Exercise prompt:
Go through the entries one line at a time, and gather every line that has the word "Cbase".

Entries shown:
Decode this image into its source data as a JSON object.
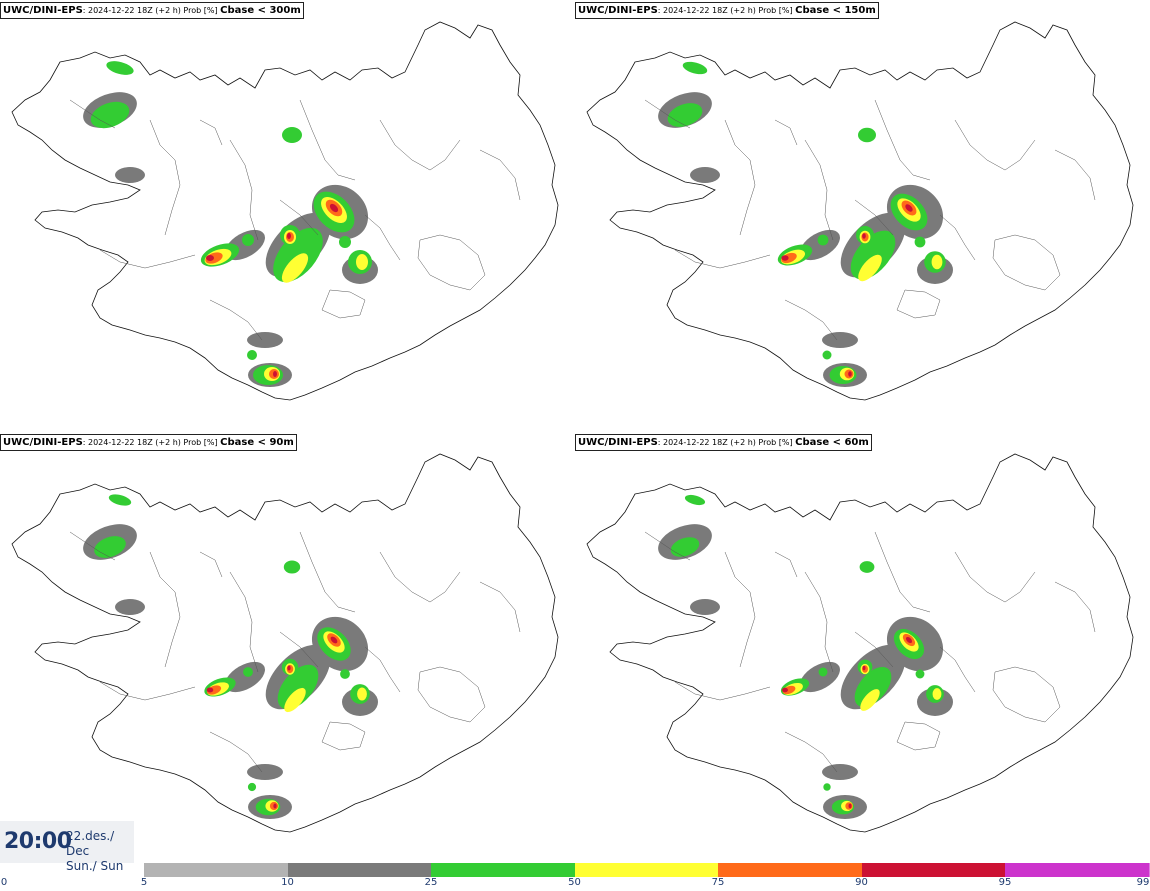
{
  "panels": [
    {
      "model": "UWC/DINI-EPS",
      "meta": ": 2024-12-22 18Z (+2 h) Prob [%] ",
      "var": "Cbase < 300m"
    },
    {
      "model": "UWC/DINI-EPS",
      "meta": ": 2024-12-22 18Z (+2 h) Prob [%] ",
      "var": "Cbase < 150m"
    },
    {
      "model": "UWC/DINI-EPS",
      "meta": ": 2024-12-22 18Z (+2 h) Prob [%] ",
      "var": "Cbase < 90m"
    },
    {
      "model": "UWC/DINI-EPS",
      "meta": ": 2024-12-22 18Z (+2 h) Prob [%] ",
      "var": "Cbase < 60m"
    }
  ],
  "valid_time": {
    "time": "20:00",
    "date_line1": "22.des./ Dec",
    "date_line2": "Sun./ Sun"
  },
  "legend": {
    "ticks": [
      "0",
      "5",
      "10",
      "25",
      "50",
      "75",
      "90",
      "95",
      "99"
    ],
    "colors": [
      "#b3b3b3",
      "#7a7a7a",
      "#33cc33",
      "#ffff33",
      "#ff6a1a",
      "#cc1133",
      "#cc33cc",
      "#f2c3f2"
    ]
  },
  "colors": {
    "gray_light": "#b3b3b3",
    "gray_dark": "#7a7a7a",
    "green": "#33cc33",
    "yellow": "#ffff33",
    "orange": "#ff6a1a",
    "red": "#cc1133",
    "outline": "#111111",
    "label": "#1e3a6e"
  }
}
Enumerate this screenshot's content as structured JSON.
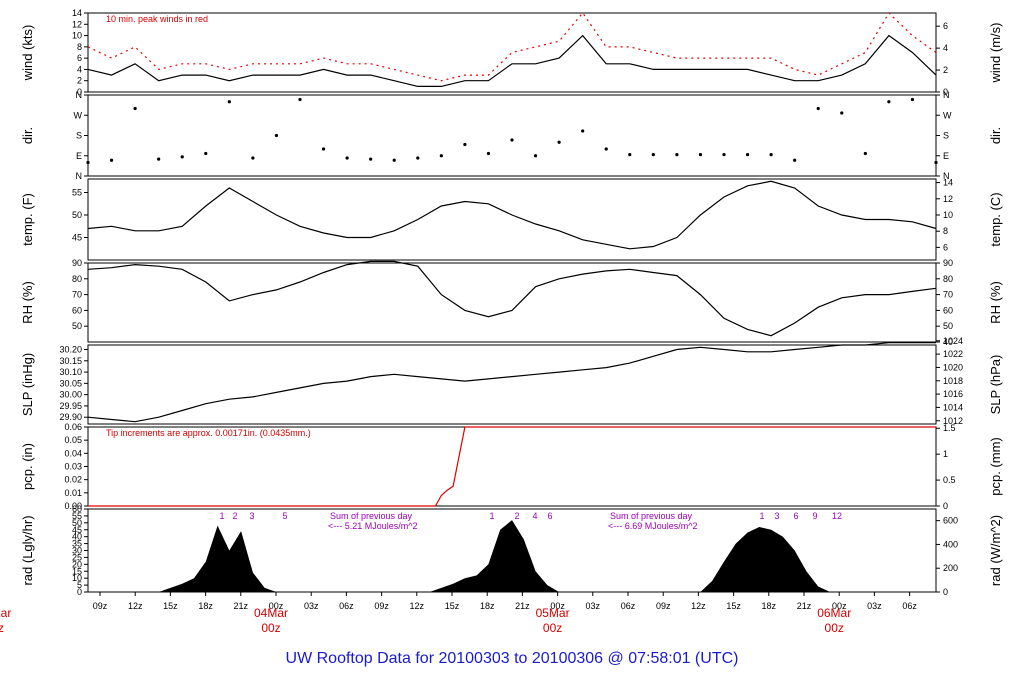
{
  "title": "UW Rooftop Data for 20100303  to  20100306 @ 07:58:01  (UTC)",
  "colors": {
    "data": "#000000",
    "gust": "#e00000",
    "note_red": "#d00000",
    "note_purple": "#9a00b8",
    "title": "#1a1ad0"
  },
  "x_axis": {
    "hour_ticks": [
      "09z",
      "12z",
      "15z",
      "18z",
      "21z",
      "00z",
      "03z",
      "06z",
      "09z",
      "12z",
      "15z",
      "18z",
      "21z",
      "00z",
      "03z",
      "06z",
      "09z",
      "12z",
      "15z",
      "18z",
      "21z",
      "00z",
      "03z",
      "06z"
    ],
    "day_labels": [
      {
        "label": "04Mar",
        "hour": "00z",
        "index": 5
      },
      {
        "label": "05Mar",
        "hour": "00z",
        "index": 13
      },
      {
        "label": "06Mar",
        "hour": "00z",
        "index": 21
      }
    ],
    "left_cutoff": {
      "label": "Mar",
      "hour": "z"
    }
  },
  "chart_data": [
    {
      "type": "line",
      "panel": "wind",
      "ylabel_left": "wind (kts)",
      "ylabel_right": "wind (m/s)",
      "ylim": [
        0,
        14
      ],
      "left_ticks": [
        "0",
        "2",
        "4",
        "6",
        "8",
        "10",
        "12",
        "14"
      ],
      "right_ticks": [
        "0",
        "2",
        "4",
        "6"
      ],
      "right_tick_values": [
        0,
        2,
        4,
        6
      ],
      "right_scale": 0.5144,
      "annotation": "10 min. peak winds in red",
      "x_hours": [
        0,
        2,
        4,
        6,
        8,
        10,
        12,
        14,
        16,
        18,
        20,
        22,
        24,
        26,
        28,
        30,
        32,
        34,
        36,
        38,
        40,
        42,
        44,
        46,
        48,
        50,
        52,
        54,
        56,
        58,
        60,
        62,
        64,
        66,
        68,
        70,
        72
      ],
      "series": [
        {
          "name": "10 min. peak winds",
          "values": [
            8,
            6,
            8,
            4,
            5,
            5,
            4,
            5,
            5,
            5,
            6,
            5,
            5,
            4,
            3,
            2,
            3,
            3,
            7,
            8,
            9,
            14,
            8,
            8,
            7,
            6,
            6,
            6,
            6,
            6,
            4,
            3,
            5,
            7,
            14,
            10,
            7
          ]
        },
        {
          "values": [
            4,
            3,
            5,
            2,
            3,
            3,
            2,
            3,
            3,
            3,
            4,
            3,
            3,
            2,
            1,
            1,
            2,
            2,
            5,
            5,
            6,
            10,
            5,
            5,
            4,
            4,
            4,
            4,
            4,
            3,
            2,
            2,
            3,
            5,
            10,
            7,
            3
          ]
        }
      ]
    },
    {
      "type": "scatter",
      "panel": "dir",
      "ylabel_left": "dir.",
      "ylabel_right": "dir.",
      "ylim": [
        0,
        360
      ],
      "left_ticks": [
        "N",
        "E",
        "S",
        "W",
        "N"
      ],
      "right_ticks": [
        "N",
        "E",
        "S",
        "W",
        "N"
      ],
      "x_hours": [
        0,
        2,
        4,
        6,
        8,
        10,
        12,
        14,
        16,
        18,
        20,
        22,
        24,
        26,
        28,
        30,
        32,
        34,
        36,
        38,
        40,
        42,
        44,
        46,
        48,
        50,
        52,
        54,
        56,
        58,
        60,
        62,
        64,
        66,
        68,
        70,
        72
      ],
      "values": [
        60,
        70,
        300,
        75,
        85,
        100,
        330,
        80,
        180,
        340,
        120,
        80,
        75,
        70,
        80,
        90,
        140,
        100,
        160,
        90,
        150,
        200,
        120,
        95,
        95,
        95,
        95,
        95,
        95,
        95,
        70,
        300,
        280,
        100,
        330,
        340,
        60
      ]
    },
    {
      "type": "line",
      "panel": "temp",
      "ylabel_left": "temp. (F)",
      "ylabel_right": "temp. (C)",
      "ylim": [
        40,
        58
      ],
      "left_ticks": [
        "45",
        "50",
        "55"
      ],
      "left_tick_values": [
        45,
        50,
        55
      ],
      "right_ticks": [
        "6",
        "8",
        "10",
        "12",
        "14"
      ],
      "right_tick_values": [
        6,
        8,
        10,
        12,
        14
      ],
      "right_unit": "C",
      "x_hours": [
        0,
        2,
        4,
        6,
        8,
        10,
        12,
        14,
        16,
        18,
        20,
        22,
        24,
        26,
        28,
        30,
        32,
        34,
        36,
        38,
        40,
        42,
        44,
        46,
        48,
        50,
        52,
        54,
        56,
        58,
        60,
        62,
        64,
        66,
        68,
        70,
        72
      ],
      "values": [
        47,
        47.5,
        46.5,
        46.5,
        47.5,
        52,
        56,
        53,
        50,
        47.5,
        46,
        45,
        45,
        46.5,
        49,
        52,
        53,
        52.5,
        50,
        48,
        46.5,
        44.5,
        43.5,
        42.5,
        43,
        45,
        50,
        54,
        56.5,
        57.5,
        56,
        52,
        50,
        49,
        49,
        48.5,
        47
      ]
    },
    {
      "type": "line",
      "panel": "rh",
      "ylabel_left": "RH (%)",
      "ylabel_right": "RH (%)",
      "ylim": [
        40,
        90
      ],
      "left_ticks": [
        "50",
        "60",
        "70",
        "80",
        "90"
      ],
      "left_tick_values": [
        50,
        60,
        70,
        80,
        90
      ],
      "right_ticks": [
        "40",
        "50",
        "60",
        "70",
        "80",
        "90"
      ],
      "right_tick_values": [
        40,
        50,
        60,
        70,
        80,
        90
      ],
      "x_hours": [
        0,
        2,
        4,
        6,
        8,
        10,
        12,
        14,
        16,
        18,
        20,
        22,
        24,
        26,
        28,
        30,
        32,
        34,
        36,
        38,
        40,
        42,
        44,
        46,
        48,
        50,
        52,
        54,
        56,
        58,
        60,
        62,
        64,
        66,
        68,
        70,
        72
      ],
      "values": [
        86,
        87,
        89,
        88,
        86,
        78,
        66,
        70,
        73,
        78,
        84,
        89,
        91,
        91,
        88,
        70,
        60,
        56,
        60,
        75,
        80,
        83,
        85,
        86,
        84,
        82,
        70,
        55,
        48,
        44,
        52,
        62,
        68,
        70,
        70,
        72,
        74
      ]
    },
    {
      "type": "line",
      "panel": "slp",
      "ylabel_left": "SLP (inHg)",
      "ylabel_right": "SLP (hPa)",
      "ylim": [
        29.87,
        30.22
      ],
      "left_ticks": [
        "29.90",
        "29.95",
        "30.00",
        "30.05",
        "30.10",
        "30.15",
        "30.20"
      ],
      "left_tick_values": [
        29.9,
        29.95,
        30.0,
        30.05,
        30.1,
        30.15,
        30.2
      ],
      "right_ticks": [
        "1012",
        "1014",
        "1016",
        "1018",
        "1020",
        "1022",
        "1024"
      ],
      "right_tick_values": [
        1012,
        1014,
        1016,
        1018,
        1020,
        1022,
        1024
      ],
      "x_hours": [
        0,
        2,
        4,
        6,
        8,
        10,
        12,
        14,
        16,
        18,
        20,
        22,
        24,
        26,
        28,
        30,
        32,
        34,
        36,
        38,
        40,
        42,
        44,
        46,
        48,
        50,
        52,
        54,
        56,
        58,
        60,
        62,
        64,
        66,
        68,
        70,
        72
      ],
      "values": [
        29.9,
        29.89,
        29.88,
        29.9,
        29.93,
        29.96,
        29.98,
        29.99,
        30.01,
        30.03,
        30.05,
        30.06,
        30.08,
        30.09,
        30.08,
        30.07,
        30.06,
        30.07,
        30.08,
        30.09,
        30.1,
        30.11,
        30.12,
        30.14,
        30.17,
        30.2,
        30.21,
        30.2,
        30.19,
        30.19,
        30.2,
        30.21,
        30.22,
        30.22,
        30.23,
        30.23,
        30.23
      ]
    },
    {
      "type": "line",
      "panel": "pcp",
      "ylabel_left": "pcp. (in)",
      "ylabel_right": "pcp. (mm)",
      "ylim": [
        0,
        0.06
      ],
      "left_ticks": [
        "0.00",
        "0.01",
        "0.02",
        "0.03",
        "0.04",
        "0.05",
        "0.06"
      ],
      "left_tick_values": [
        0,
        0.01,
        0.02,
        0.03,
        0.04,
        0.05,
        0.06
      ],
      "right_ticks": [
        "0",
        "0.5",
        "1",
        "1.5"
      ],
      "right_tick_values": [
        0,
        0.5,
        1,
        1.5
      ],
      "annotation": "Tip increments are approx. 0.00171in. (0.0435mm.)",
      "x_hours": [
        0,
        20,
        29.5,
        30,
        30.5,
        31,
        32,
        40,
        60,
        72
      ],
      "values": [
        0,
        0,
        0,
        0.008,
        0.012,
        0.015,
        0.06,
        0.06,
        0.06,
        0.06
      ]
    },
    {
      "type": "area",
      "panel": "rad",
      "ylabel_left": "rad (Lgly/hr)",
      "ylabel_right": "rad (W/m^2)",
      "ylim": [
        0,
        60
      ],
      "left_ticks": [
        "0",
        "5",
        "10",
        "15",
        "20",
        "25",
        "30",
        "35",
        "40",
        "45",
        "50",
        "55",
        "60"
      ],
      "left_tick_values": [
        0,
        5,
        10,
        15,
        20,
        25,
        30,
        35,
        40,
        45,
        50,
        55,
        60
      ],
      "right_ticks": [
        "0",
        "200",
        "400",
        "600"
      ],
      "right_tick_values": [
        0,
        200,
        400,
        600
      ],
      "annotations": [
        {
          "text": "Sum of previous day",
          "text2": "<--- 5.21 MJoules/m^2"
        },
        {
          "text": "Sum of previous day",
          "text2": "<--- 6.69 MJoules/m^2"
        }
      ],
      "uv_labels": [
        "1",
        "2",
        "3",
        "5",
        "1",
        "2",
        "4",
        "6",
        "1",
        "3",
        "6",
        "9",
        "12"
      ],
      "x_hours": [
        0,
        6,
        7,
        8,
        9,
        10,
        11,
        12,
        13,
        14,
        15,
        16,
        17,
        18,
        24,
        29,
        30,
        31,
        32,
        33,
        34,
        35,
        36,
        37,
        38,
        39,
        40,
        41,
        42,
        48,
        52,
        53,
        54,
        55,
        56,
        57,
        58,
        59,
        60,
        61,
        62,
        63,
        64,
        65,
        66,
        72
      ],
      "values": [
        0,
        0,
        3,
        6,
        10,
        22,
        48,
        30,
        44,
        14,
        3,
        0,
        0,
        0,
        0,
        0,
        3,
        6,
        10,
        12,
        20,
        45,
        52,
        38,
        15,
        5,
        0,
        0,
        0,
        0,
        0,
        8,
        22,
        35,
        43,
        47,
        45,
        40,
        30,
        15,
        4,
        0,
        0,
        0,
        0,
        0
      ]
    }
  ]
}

Answer to the problem:
      "var": "Cbase < 300m"
      "var": "Cbase < 150m"
      "var": "Cbase < 90m"
      "var": "Cbase < 60m"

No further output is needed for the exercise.